■ **Exercise objective**: Pictures are not part of the copy; repeat everything else in the records exactly.

------

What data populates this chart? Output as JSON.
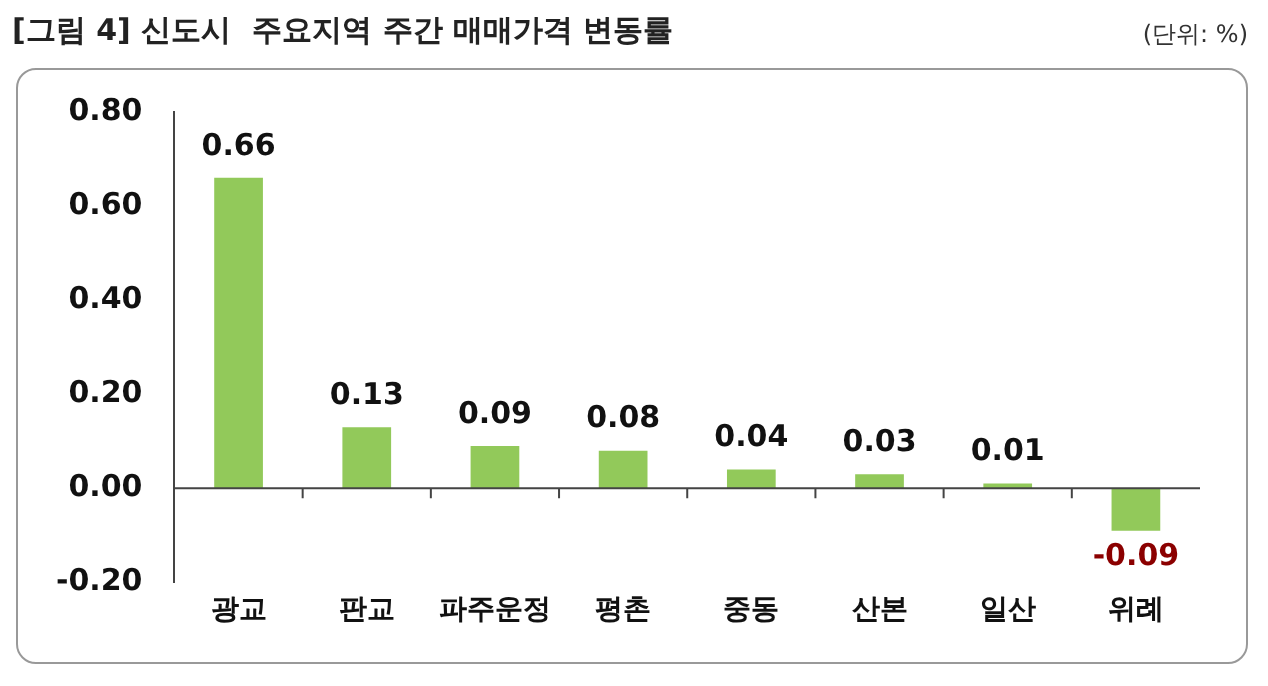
{
  "chart_data": {
    "type": "bar",
    "title": "[그림 4] 신도시  주요지역 주간 매매가격 변동률",
    "annotations": [
      "(단위: %)"
    ],
    "categories": [
      "광교",
      "판교",
      "파주운정",
      "평촌",
      "중동",
      "산본",
      "일산",
      "위례"
    ],
    "values": [
      0.66,
      0.13,
      0.09,
      0.08,
      0.04,
      0.03,
      0.01,
      -0.09
    ],
    "color": "#92c95a",
    "ylim": [
      -0.2,
      0.8
    ],
    "yticks": [
      {
        "value": -0.2,
        "label": "-0.20"
      },
      {
        "value": 0,
        "label": "0.00"
      },
      {
        "value": 0.2,
        "label": "0.20"
      },
      {
        "value": 0.4,
        "label": "0.40"
      },
      {
        "value": 0.6,
        "label": "0.60"
      },
      {
        "value": 0.8,
        "label": "0.80"
      }
    ],
    "data_labels": true,
    "legend": false
  }
}
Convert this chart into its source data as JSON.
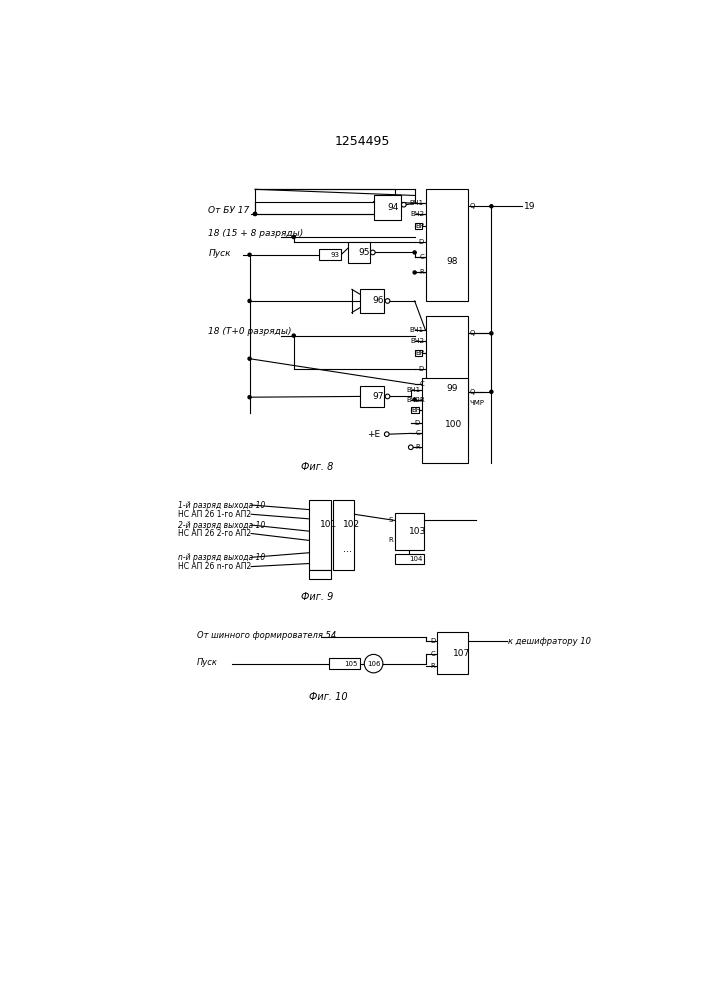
{
  "title": "1254495",
  "bg_color": "#ffffff",
  "fig8_caption": "Фиг. 8",
  "fig9_caption": "Фиг. 9",
  "fig10_caption": "Фиг. 10",
  "label_ot_bu": "От БУ 17",
  "label_18_1": "18 (15 + 8 разряды)",
  "label_pusk": "Пуск",
  "label_18_2": "18 (T+0 разряды)",
  "label_plus_e": "+E",
  "label_19": "19",
  "label_chmp": "ЧМР",
  "b94": "94",
  "b95": "95",
  "b96": "96",
  "b97": "97",
  "b93": "93",
  "b98": "98",
  "b99": "99",
  "b100": "100",
  "label_row1": "1-й разряд выхода 10",
  "label_row2": "НС АП 26 1-го АП2",
  "label_row3": "2-й разряд выхода 10",
  "label_row4": "НС АП 26 2-го АП2",
  "label_row5": "n-й разряд выхода 10",
  "label_row6": "НС АП 26 n-го АП2",
  "b101": "101",
  "b102": "102",
  "b103": "103",
  "b104": "104",
  "label_from54": "От шинного формирователя 54",
  "label_pusk10": "Пуск",
  "label_to107": "к дешифратору 10",
  "b105": "105",
  "b106": "106",
  "b107": "107"
}
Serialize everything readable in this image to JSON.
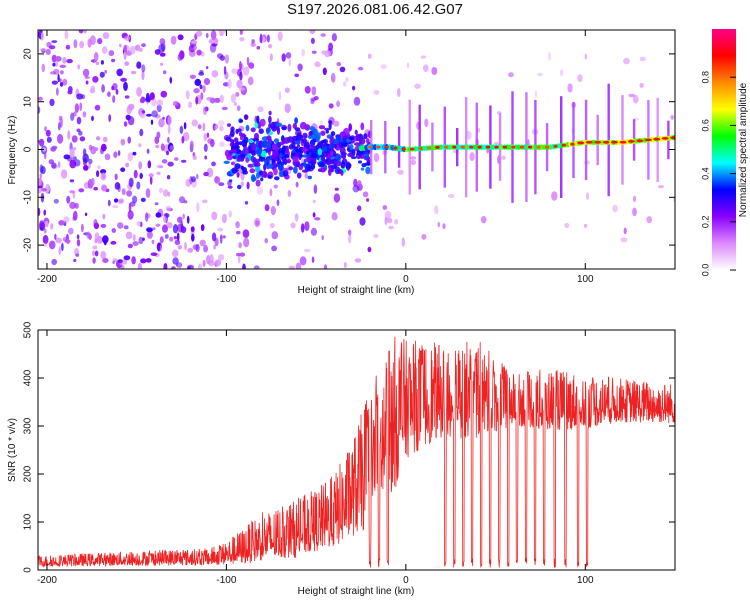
{
  "title": "S197.2026.081.06.42.G07",
  "chart_data": [
    {
      "type": "heatmap",
      "name": "spectrogram",
      "xlabel": "Height of straight line (km)",
      "ylabel": "Frequency (Hz)",
      "xlim": [
        -205,
        150
      ],
      "ylim": [
        -25,
        25
      ],
      "xticks": [
        -200,
        -100,
        0,
        100
      ],
      "xtick_labels": [
        "-200",
        "-100",
        "0",
        "100"
      ],
      "yticks": [
        -20,
        -10,
        0,
        10,
        20
      ],
      "ytick_labels": [
        "-20",
        "-10",
        "0",
        "10",
        "20"
      ],
      "colorbar": {
        "label": "Normalized spectral amplitude",
        "range": [
          0.0,
          1.0
        ],
        "ticks": [
          0.0,
          0.2,
          0.4,
          0.6,
          0.8
        ],
        "tick_labels": [
          "0.0",
          "0.2",
          "0.4",
          "0.6",
          "0.8"
        ],
        "colors": [
          "#ffffff",
          "#dd88ff",
          "#8800ff",
          "#0000ff",
          "#00ffff",
          "#00ff00",
          "#ffff00",
          "#ff8800",
          "#ff0000",
          "#ff0088"
        ]
      },
      "ridge": {
        "description_points_x": [
          -80,
          -60,
          -40,
          -20,
          -10,
          0,
          20,
          40,
          60,
          80,
          100,
          120,
          150
        ],
        "description_points_freq": [
          0.5,
          0.5,
          -0.5,
          0.5,
          0.5,
          0.0,
          0.5,
          0.5,
          0.5,
          0.5,
          1.5,
          1.5,
          2.5
        ]
      }
    },
    {
      "type": "line",
      "name": "snr",
      "xlabel": "Height of straight line (km)",
      "ylabel": "SNR (10 * v/v)",
      "xlim": [
        -205,
        150
      ],
      "ylim": [
        0,
        500
      ],
      "xticks": [
        -200,
        -100,
        0,
        100
      ],
      "xtick_labels": [
        "-200",
        "-100",
        "0",
        "100"
      ],
      "yticks": [
        0,
        100,
        200,
        300,
        400,
        500
      ],
      "ytick_labels": [
        "0",
        "100",
        "200",
        "300",
        "400",
        "500"
      ],
      "line_color": "#ee2222",
      "envelope": {
        "x": [
          -205,
          -150,
          -110,
          -100,
          -90,
          -80,
          -70,
          -60,
          -50,
          -40,
          -30,
          -20,
          -15,
          -10,
          -5,
          0,
          10,
          20,
          40,
          60,
          80,
          100,
          120,
          150
        ],
        "mean": [
          15,
          20,
          22,
          28,
          40,
          55,
          60,
          70,
          85,
          100,
          140,
          190,
          230,
          260,
          290,
          320,
          335,
          345,
          345,
          340,
          335,
          335,
          340,
          335
        ],
        "peak": [
          30,
          40,
          45,
          60,
          90,
          120,
          130,
          150,
          170,
          200,
          270,
          380,
          420,
          460,
          500,
          480,
          480,
          470,
          480,
          410,
          420,
          410,
          400,
          390
        ]
      },
      "dropouts_x": [
        -20,
        -15,
        -10,
        22,
        27,
        32,
        37,
        42,
        47,
        52,
        57,
        62,
        67,
        72,
        77,
        83,
        89,
        96,
        101
      ]
    }
  ]
}
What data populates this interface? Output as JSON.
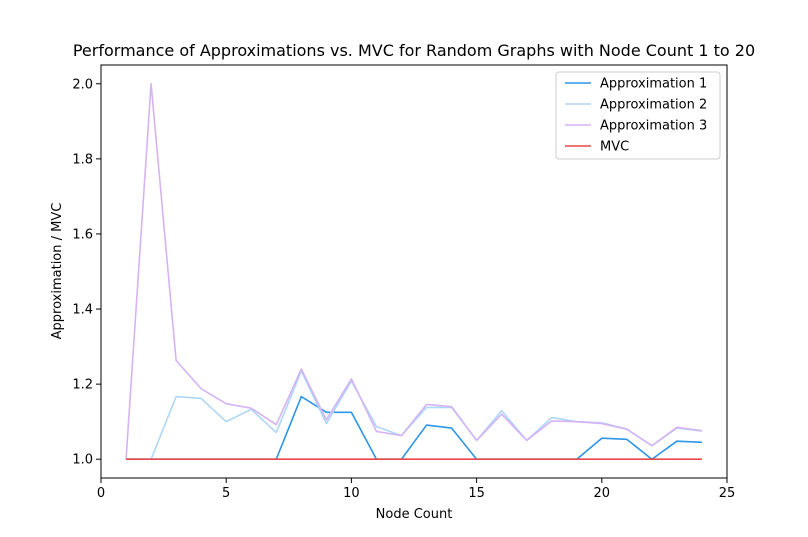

------

■ **The completed task**:
What data populates this chart? Output as JSON.
{
  "chart_data": {
    "type": "bar",
    "title": "[그림 4] 신도시  주요지역 주간 매매가격 변동률",
    "annotations": [
      "(단위: %)"
    ],
    "categories": [
      "광교",
      "판교",
      "파주운정",
      "평촌",
      "중동",
      "산본",
      "일산",
      "위례"
    ],
    "values": [
      0.66,
      0.13,
      0.09,
      0.08,
      0.04,
      0.03,
      0.01,
      -0.09
    ],
    "color": "#92c95a",
    "ylim": [
      -0.2,
      0.8
    ],
    "yticks": [
      {
        "value": -0.2,
        "label": "-0.20"
      },
      {
        "value": 0,
        "label": "0.00"
      },
      {
        "value": 0.2,
        "label": "0.20"
      },
      {
        "value": 0.4,
        "label": "0.40"
      },
      {
        "value": 0.6,
        "label": "0.60"
      },
      {
        "value": 0.8,
        "label": "0.80"
      }
    ],
    "data_labels": true,
    "legend": false
  }
}
Convert this chart into its source data as JSON.
{
  "title": "1254495",
  "bg_color": "#ffffff",
  "fig8_caption": "Фиг. 8",
  "fig9_caption": "Фиг. 9",
  "fig10_caption": "Фиг. 10",
  "label_ot_bu": "От БУ 17",
  "label_18_1": "18 (15 + 8 разряды)",
  "label_pusk": "Пуск",
  "label_18_2": "18 (T+0 разряды)",
  "label_plus_e": "+E",
  "label_19": "19",
  "label_chmp": "ЧМР",
  "b94": "94",
  "b95": "95",
  "b96": "96",
  "b97": "97",
  "b93": "93",
  "b98": "98",
  "b99": "99",
  "b100": "100",
  "label_row1": "1-й разряд выхода 10",
  "label_row2": "НС АП 26 1-го АП2",
  "label_row3": "2-й разряд выхода 10",
  "label_row4": "НС АП 26 2-го АП2",
  "label_row5": "n-й разряд выхода 10",
  "label_row6": "НС АП 26 n-го АП2",
  "b101": "101",
  "b102": "102",
  "b103": "103",
  "b104": "104",
  "label_from54": "От шинного формирователя 54",
  "label_pusk10": "Пуск",
  "label_to107": "к дешифратору 10",
  "b105": "105",
  "b106": "106",
  "b107": "107"
}
Serialize everything readable in this image to JSON.
{
  "title": "S197.2026.081.06.42.G07",
  "chart_data": [
    {
      "type": "heatmap",
      "name": "spectrogram",
      "xlabel": "Height of straight line (km)",
      "ylabel": "Frequency (Hz)",
      "xlim": [
        -205,
        150
      ],
      "ylim": [
        -25,
        25
      ],
      "xticks": [
        -200,
        -100,
        0,
        100
      ],
      "xtick_labels": [
        "-200",
        "-100",
        "0",
        "100"
      ],
      "yticks": [
        -20,
        -10,
        0,
        10,
        20
      ],
      "ytick_labels": [
        "-20",
        "-10",
        "0",
        "10",
        "20"
      ],
      "colorbar": {
        "label": "Normalized spectral amplitude",
        "range": [
          0.0,
          1.0
        ],
        "ticks": [
          0.0,
          0.2,
          0.4,
          0.6,
          0.8
        ],
        "tick_labels": [
          "0.0",
          "0.2",
          "0.4",
          "0.6",
          "0.8"
        ],
        "colors": [
          "#ffffff",
          "#dd88ff",
          "#8800ff",
          "#0000ff",
          "#00ffff",
          "#00ff00",
          "#ffff00",
          "#ff8800",
          "#ff0000",
          "#ff0088"
        ]
      },
      "ridge": {
        "description_points_x": [
          -80,
          -60,
          -40,
          -20,
          -10,
          0,
          20,
          40,
          60,
          80,
          100,
          120,
          150
        ],
        "description_points_freq": [
          0.5,
          0.5,
          -0.5,
          0.5,
          0.5,
          0.0,
          0.5,
          0.5,
          0.5,
          0.5,
          1.5,
          1.5,
          2.5
        ]
      }
    },
    {
      "type": "line",
      "name": "snr",
      "xlabel": "Height of straight line (km)",
      "ylabel": "SNR (10 * v/v)",
      "xlim": [
        -205,
        150
      ],
      "ylim": [
        0,
        500
      ],
      "xticks": [
        -200,
        -100,
        0,
        100
      ],
      "xtick_labels": [
        "-200",
        "-100",
        "0",
        "100"
      ],
      "yticks": [
        0,
        100,
        200,
        300,
        400,
        500
      ],
      "ytick_labels": [
        "0",
        "100",
        "200",
        "300",
        "400",
        "500"
      ],
      "line_color": "#ee2222",
      "envelope": {
        "x": [
          -205,
          -150,
          -110,
          -100,
          -90,
          -80,
          -70,
          -60,
          -50,
          -40,
          -30,
          -20,
          -15,
          -10,
          -5,
          0,
          10,
          20,
          40,
          60,
          80,
          100,
          120,
          150
        ],
        "mean": [
          15,
          20,
          22,
          28,
          40,
          55,
          60,
          70,
          85,
          100,
          140,
          190,
          230,
          260,
          290,
          320,
          335,
          345,
          345,
          340,
          335,
          335,
          340,
          335
        ],
        "peak": [
          30,
          40,
          45,
          60,
          90,
          120,
          130,
          150,
          170,
          200,
          270,
          380,
          420,
          460,
          500,
          480,
          480,
          470,
          480,
          410,
          420,
          410,
          400,
          390
        ]
      },
      "dropouts_x": [
        -20,
        -15,
        -10,
        22,
        27,
        32,
        37,
        42,
        47,
        52,
        57,
        62,
        67,
        72,
        77,
        83,
        89,
        96,
        101
      ]
    }
  ]
}
What data populates this interface? Output as JSON.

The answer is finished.